## Your task
Using the data beneath, show every line that includes the word "المعاملة".

-=-=-=-=-

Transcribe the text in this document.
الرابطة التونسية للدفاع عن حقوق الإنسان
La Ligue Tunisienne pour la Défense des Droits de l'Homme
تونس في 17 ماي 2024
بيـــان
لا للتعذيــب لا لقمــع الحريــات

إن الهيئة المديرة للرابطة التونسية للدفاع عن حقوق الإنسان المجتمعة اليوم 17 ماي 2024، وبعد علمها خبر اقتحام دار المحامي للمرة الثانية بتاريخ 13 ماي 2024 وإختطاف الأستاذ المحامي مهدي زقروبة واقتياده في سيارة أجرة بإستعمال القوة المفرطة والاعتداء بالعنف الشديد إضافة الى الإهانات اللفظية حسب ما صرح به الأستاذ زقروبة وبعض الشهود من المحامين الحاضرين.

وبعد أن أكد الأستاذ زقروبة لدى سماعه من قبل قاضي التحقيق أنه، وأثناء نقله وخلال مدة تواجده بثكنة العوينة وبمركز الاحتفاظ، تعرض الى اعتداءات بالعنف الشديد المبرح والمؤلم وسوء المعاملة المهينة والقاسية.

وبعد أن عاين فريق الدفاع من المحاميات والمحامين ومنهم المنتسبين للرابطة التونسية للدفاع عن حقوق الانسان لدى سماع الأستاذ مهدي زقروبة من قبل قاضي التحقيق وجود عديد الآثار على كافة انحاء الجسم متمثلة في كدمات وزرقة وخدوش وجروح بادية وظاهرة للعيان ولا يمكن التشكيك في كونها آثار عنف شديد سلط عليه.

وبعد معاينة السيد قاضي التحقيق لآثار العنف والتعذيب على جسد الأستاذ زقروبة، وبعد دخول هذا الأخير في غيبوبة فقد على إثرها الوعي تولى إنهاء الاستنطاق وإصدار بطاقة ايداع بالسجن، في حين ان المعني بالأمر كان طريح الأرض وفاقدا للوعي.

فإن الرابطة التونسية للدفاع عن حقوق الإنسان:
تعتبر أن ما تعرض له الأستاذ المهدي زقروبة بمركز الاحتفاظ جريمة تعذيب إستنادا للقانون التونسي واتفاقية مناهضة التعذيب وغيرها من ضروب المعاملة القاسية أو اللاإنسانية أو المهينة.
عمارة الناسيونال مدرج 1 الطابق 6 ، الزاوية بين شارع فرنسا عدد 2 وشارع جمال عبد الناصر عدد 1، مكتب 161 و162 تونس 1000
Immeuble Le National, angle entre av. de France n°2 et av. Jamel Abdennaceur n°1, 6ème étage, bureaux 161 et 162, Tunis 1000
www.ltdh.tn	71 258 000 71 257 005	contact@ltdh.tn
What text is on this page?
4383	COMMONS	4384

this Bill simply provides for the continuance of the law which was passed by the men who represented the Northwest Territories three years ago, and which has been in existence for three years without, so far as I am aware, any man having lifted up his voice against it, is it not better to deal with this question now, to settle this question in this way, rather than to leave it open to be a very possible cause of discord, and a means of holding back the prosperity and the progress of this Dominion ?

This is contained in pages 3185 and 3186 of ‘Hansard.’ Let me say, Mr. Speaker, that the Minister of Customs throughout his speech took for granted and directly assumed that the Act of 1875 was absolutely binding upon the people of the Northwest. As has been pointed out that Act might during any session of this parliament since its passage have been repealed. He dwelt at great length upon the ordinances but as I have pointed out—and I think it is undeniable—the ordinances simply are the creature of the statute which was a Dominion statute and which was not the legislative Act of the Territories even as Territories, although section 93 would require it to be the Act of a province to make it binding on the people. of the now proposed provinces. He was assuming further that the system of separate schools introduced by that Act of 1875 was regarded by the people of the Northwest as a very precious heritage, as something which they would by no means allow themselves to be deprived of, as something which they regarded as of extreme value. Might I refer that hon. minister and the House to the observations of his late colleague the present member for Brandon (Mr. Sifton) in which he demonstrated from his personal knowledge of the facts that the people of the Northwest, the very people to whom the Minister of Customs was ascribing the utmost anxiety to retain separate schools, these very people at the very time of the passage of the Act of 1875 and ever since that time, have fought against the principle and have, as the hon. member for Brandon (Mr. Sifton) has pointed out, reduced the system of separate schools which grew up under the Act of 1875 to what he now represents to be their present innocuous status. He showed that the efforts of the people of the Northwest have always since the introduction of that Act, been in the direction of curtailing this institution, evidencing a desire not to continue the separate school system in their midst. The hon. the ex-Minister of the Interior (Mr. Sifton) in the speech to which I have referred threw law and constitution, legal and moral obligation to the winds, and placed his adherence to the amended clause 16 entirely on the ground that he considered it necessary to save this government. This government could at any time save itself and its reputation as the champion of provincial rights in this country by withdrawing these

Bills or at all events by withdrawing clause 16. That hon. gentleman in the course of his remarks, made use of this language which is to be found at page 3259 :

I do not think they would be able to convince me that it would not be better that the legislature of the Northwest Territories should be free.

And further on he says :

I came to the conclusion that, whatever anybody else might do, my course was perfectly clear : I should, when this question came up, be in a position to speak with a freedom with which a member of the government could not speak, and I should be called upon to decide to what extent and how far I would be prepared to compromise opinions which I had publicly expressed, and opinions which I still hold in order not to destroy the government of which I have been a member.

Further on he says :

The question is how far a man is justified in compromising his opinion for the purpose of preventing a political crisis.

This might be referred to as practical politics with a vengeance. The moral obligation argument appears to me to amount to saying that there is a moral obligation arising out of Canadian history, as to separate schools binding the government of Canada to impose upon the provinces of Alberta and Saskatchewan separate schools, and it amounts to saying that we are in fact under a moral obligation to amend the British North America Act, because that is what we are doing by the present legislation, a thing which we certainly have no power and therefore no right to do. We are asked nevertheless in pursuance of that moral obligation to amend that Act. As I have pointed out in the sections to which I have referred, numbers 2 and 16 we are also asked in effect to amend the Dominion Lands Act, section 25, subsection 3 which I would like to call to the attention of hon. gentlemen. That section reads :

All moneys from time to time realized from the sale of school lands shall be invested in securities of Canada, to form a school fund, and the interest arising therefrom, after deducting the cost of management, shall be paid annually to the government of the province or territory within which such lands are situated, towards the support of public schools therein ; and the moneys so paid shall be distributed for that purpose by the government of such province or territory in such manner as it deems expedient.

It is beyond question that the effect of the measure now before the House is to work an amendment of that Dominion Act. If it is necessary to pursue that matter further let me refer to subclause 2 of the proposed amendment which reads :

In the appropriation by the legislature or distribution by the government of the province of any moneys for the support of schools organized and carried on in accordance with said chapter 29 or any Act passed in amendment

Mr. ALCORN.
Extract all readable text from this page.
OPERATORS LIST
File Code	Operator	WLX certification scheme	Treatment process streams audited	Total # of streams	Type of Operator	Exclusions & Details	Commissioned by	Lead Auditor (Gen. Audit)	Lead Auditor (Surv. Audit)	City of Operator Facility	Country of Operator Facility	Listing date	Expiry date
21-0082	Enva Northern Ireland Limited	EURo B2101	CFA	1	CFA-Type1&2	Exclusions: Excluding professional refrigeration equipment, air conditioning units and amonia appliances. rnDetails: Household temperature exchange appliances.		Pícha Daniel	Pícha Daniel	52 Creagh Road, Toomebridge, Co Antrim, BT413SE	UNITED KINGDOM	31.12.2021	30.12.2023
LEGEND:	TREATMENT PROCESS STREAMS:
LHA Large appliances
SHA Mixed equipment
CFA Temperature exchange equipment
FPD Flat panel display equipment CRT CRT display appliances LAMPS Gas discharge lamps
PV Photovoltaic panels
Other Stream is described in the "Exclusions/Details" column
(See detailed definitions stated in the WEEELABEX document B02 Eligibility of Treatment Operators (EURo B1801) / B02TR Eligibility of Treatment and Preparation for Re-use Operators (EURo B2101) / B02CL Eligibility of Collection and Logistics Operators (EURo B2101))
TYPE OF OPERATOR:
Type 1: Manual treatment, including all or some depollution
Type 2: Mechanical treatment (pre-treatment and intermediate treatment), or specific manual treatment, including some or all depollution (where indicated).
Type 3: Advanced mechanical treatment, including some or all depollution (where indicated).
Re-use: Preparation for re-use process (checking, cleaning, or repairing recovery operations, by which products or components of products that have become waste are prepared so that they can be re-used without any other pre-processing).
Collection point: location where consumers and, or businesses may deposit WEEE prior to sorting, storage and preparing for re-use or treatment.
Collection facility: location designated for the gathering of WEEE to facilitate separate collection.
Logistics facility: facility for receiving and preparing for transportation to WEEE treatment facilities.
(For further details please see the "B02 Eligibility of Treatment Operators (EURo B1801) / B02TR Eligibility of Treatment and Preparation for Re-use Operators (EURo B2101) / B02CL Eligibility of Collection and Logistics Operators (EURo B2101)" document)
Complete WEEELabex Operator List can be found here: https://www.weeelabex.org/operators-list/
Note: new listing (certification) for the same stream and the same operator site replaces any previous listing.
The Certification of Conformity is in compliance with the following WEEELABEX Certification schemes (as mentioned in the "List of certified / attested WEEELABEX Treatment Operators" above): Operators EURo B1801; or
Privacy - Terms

-=-=-=-=-

## Answer to the exercise
وبعد أن أكد الأستاذ زقروبة لدى سماعه من قبل قاضي التحقيق أنه، وأثناء نقله وخلال مدة تواجده بثكنة العوينة وبمركز الاحتفاظ، تعرض الى اعتداءات بالعنف الشديد المبرح والمؤلم وسوء المعاملة المهينة والقاسية.
تعتبر أن ما تعرض له الأستاذ المهدي زقروبة بمركز الاحتفاظ جريمة تعذيب إستنادا للقانون التونسي واتفاقية مناهضة التعذيب وغيرها من ضروب المعاملة القاسية أو اللاإنسانية أو المهينة.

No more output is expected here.